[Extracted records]
┌──
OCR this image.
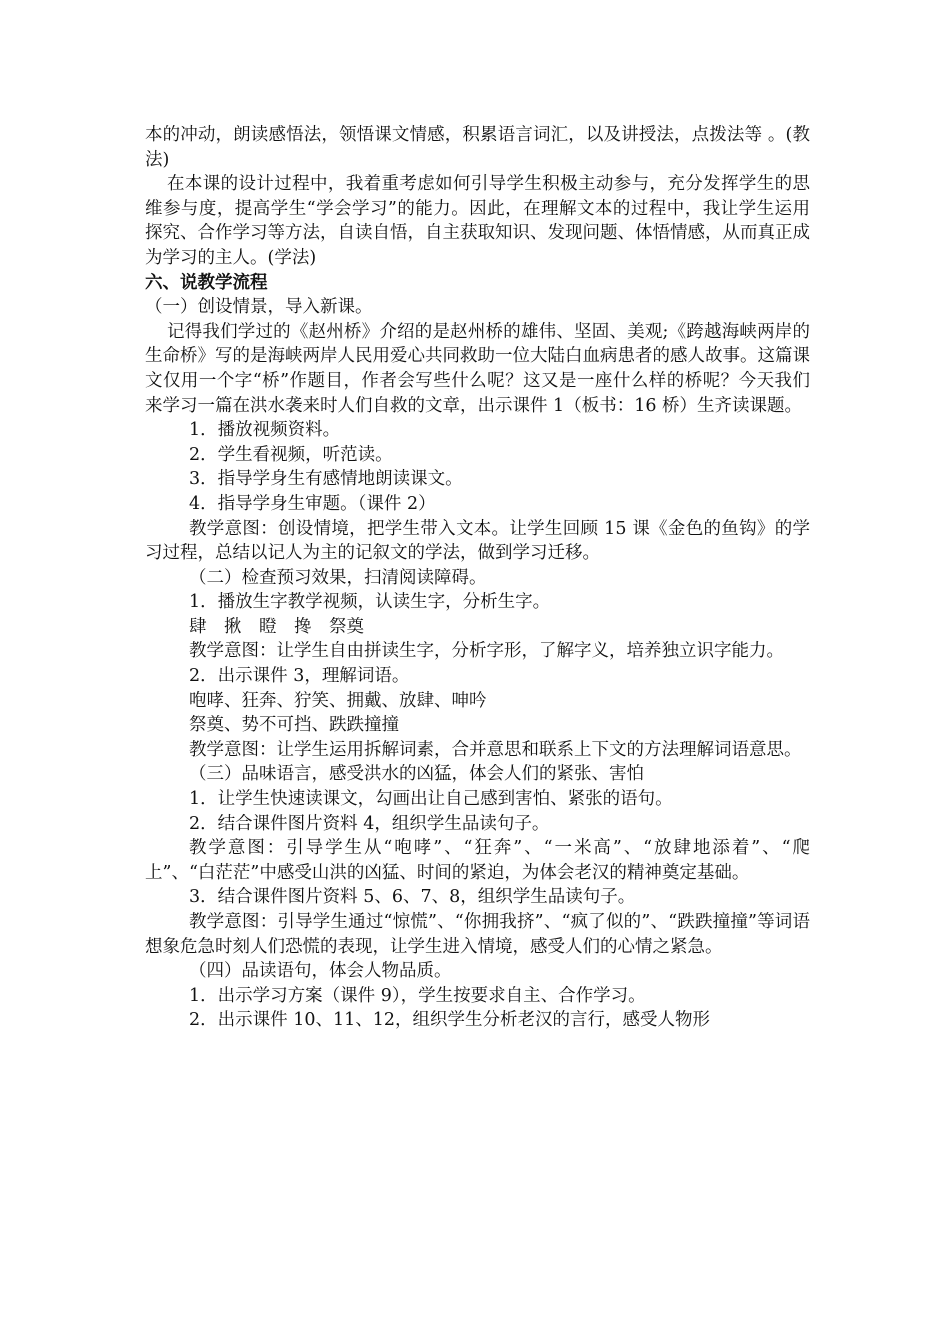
本的冲动，朗读感悟法，领悟课文情感，积累语言词汇，以及讲授法，点拨法等 。(教法)

在本课的设计过程中，我着重考虑如何引导学生积极主动参与，充分发挥学生的思维参与度，提高学生“学会学习”的能力。因此，在理解文本的过程中，我让学生运用探究、合作学习等方法，自读自悟，自主获取知识、发现问题、体悟情感，从而真正成为学习的主人。(学法)

六、说教学流程

（一）创设情景，导入新课。

记得我们学过的《赵州桥》介绍的是赵州桥的雄伟、坚固、美观;《跨越海峡两岸的生命桥》写的是海峡两岸人民用爱心共同救助一位大陆白血病患者的感人故事。这篇课文仅用一个字“桥”作题目，作者会写些什么呢？这又是一座什么样的桥呢？今天我们来学习一篇在洪水袭来时人们自救的文章，出示课件 1（板书：16 桥）生齐读课题。

1．播放视频资料。

2．学生看视频，听范读。

3．指导学身生有感情地朗读课文。

4．指导学身生审题。（课件 2）

教学意图：创设情境，把学生带入文本。让学生回顾 15 课《金色的鱼钩》的学习过程，总结以记人为主的记叙文的学法，做到学习迁移。

（二）检查预习效果，扫清阅读障碍。

1．播放生字教学视频，认读生字，分析生字。

肆　揪　瞪　搀　祭奠

教学意图：让学生自由拼读生字，分析字形，了解字义，培养独立识字能力。

2．出示课件 3，理解词语。

咆哮、狂奔、狞笑、拥戴、放肆、呻吟

祭奠、势不可挡、跌跌撞撞

教学意图：让学生运用拆解词素，合并意思和联系上下文的方法理解词语意思。

（三）品味语言，感受洪水的凶猛，体会人们的紧张、害怕

1．让学生快速读课文，勾画出让自己感到害怕、紧张的语句。

2．结合课件图片资料 4，组织学生品读句子。

教学意图：引导学生从“咆哮”、“狂奔”、“一米高”、“放肆地添着”、“爬上”、“白茫茫”中感受山洪的凶猛、时间的紧迫，为体会老汉的精神奠定基础。

3．结合课件图片资料 5、6、7、8，组织学生品读句子。

教学意图：引导学生通过“惊慌”、“你拥我挤”、“疯了似的”、“跌跌撞撞”等词语想象危急时刻人们恐慌的表现，让学生进入情境，感受人们的心情之紧急。

（四）品读语句，体会人物品质。

1．出示学习方案（课件 9），学生按要求自主、合作学习。

2．出示课件 10、11、12，组织学生分析老汉的言行，感受人物形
└──
**WHAT TO DO**
Restate the whole listing above exactly, please, omitting every image.

**SOLUTION TO THIS PROBLEM**
OCR this image.
本的冲动，朗读感悟法，领悟课文情感，积累语言词汇，以及讲授法，点拨法等 。(教法)

在本课的设计过程中，我着重考虑如何引导学生积极主动参与，充分发挥学生的思维参与度，提高学生“学会学习”的能力。因此，在理解文本的过程中，我让学生运用探究、合作学习等方法，自读自悟，自主获取知识、发现问题、体悟情感，从而真正成为学习的主人。(学法)

六、说教学流程

（一）创设情景，导入新课。

记得我们学过的《赵州桥》介绍的是赵州桥的雄伟、坚固、美观;《跨越海峡两岸的生命桥》写的是海峡两岸人民用爱心共同救助一位大陆白血病患者的感人故事。这篇课文仅用一个字“桥”作题目，作者会写些什么呢？这又是一座什么样的桥呢？今天我们来学习一篇在洪水袭来时人们自救的文章，出示课件 1（板书：16 桥）生齐读课题。

1．播放视频资料。

2．学生看视频，听范读。

3．指导学身生有感情地朗读课文。

4．指导学身生审题。（课件 2）

教学意图：创设情境，把学生带入文本。让学生回顾 15 课《金色的鱼钩》的学习过程，总结以记人为主的记叙文的学法，做到学习迁移。

（二）检查预习效果，扫清阅读障碍。

1．播放生字教学视频，认读生字，分析生字。

肆　揪　瞪　搀　祭奠

教学意图：让学生自由拼读生字，分析字形，了解字义，培养独立识字能力。

2．出示课件 3，理解词语。

咆哮、狂奔、狞笑、拥戴、放肆、呻吟

祭奠、势不可挡、跌跌撞撞

教学意图：让学生运用拆解词素，合并意思和联系上下文的方法理解词语意思。

（三）品味语言，感受洪水的凶猛，体会人们的紧张、害怕

1．让学生快速读课文，勾画出让自己感到害怕、紧张的语句。

2．结合课件图片资料 4，组织学生品读句子。

教学意图：引导学生从“咆哮”、“狂奔”、“一米高”、“放肆地添着”、“爬上”、“白茫茫”中感受山洪的凶猛、时间的紧迫，为体会老汉的精神奠定基础。

3．结合课件图片资料 5、6、7、8，组织学生品读句子。

教学意图：引导学生通过“惊慌”、“你拥我挤”、“疯了似的”、“跌跌撞撞”等词语想象危急时刻人们恐慌的表现，让学生进入情境，感受人们的心情之紧急。

（四）品读语句，体会人物品质。

1．出示学习方案（课件 9），学生按要求自主、合作学习。

2．出示课件 10、11、12，组织学生分析老汉的言行，感受人物形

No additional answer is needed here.